- Your goal
Would you pull out every line of the material that contains the string "institucional"?

- Stored data
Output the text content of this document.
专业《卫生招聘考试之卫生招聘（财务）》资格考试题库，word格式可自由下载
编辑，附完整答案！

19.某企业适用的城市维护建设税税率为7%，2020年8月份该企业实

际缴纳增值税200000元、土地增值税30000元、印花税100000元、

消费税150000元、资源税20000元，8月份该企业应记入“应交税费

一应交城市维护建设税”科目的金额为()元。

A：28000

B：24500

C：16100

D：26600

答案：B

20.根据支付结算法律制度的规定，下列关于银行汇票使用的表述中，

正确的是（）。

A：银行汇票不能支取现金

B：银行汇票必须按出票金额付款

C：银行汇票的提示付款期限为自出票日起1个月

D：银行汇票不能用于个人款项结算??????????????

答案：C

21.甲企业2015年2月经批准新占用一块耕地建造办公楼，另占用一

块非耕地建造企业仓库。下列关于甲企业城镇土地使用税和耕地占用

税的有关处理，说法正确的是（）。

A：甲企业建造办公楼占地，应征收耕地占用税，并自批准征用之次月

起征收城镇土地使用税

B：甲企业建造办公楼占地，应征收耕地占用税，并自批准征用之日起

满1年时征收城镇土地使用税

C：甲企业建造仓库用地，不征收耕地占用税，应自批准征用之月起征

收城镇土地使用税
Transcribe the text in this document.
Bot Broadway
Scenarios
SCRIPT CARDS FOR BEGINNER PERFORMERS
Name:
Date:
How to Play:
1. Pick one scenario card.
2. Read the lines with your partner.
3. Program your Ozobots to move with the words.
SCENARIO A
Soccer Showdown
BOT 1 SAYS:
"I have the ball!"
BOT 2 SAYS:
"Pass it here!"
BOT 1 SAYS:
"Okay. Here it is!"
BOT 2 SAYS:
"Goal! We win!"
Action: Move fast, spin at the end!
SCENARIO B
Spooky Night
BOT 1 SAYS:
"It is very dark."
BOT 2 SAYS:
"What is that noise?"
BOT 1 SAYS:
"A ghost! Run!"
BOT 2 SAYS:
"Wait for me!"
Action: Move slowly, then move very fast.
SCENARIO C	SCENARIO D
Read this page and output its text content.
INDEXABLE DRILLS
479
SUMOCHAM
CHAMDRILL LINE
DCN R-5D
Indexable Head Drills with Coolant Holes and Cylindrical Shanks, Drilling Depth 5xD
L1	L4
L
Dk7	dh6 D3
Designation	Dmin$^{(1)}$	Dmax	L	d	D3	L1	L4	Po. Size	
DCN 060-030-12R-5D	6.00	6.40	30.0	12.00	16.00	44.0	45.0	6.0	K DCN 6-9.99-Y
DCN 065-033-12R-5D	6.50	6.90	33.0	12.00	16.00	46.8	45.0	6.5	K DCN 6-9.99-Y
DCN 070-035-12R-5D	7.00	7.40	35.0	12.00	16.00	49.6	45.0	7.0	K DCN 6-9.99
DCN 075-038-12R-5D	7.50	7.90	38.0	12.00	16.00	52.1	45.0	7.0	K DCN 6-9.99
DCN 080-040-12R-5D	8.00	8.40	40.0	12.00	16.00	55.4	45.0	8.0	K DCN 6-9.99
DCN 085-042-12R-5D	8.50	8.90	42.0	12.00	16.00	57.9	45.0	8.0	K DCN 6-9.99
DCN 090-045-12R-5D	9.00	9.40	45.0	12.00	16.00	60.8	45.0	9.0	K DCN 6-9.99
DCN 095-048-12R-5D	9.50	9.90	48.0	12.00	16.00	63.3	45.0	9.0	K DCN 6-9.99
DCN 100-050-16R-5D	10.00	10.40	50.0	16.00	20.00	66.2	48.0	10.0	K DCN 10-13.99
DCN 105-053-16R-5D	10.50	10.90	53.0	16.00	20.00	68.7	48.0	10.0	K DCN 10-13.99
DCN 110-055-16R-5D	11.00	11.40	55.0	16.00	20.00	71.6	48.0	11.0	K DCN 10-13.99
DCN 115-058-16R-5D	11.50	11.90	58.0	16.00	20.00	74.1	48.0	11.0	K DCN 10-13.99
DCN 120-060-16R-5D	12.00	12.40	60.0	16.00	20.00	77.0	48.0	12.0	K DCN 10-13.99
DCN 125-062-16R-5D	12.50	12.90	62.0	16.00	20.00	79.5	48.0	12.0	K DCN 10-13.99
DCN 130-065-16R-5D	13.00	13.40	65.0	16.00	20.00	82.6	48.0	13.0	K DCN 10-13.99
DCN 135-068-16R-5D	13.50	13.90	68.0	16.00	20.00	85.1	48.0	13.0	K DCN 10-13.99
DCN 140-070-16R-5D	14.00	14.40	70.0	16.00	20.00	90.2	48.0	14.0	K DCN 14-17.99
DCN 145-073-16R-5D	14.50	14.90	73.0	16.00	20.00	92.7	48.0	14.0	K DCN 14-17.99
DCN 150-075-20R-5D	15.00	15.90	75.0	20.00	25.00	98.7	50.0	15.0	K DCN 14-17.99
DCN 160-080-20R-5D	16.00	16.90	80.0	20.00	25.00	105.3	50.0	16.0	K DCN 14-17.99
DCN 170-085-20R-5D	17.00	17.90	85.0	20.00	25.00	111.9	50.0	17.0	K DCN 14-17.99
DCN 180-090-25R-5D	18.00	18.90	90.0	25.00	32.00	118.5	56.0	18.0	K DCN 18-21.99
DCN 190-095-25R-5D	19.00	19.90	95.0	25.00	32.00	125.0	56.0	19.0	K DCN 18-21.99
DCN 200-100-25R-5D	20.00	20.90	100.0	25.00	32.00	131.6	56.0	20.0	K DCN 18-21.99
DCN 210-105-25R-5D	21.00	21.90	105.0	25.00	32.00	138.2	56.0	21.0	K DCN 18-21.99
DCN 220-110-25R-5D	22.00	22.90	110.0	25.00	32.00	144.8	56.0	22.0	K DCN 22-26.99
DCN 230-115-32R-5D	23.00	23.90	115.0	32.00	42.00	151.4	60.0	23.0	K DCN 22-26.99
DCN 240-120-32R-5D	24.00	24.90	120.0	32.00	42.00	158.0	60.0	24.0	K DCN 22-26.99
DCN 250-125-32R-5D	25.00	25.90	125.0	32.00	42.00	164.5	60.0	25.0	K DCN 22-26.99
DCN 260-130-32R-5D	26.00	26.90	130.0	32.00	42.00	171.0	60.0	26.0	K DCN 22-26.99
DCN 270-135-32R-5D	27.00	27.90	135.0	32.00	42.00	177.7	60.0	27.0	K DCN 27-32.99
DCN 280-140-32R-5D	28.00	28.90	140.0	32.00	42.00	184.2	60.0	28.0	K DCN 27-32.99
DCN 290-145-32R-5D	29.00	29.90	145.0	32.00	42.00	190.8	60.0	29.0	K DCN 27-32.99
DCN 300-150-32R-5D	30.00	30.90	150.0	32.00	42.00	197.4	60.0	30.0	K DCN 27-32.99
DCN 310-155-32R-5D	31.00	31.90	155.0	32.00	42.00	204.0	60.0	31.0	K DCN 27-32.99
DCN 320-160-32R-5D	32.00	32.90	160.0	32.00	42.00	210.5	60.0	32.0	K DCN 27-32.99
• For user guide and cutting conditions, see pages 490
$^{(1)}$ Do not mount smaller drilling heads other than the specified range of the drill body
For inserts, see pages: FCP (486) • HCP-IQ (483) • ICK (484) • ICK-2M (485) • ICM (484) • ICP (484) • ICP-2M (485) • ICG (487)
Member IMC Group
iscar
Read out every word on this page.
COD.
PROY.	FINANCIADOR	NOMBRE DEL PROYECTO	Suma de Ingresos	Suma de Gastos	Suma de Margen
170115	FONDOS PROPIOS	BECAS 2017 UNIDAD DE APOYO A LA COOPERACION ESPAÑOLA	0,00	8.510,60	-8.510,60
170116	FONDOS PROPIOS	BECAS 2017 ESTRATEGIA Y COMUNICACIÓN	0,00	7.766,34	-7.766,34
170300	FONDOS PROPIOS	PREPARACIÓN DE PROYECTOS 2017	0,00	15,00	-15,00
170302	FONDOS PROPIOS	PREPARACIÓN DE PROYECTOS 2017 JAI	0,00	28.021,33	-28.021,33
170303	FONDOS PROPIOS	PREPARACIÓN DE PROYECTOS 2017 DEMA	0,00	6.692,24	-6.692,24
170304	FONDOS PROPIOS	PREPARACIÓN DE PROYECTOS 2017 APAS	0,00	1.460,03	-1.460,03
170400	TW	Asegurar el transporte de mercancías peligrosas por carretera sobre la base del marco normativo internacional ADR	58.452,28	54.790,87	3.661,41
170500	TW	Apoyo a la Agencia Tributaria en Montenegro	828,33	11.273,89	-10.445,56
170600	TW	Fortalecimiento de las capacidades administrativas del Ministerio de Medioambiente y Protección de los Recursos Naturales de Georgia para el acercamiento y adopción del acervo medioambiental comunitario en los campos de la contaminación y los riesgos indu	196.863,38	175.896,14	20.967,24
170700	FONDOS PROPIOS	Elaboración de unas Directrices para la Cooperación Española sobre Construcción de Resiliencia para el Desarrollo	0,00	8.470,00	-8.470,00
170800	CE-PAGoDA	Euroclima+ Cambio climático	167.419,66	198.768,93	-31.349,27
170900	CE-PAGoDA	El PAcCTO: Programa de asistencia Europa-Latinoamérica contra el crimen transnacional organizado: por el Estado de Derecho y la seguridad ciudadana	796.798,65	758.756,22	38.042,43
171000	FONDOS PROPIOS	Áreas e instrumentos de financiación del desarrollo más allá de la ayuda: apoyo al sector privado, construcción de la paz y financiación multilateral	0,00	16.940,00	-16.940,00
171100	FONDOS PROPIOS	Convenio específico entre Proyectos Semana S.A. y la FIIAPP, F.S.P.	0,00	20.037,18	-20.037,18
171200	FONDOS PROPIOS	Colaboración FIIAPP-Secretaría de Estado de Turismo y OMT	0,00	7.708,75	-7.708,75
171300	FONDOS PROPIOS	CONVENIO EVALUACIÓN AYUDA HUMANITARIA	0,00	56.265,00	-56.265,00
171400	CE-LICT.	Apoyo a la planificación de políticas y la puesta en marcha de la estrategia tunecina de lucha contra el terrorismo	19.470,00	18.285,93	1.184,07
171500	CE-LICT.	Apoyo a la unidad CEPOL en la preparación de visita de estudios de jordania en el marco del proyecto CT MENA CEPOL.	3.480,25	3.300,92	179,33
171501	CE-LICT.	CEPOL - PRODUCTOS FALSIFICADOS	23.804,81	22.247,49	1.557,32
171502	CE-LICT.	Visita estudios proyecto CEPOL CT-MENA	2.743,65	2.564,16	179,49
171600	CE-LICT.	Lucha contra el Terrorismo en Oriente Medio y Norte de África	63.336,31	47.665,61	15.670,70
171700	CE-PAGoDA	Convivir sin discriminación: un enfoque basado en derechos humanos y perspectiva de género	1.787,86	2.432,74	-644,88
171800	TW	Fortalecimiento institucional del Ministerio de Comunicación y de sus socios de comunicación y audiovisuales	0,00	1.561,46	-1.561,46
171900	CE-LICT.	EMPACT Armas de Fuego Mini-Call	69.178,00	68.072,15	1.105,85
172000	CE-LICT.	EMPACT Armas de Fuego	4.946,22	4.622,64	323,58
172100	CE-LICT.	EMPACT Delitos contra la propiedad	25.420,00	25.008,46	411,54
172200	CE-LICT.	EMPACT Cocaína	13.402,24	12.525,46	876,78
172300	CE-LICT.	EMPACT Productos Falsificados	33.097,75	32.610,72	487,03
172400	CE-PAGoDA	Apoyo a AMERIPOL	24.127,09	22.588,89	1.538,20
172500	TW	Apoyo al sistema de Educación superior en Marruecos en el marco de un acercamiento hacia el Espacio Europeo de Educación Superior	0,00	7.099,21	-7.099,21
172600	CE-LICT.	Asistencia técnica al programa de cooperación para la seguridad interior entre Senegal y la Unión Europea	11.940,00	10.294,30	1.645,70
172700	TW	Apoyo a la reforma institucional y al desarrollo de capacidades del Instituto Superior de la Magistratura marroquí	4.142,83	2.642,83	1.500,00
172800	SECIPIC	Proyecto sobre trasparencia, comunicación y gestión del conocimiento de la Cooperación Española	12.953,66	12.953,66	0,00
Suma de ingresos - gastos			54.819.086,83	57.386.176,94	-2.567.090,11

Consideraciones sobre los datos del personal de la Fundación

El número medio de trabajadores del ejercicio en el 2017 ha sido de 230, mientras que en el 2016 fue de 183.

- Solution for this exercise
171800	TW	Fortalecimiento institucional del Ministerio de Comunicación y de sus socios de comunicación y audiovisuales	0,00	1.561,46	-1.561,46
172700	TW	Apoyo a la reforma institucional y al desarrollo de capacidades del Instituto Superior de la Magistratura marroquí	4.142,83	2.642,83	1.500,00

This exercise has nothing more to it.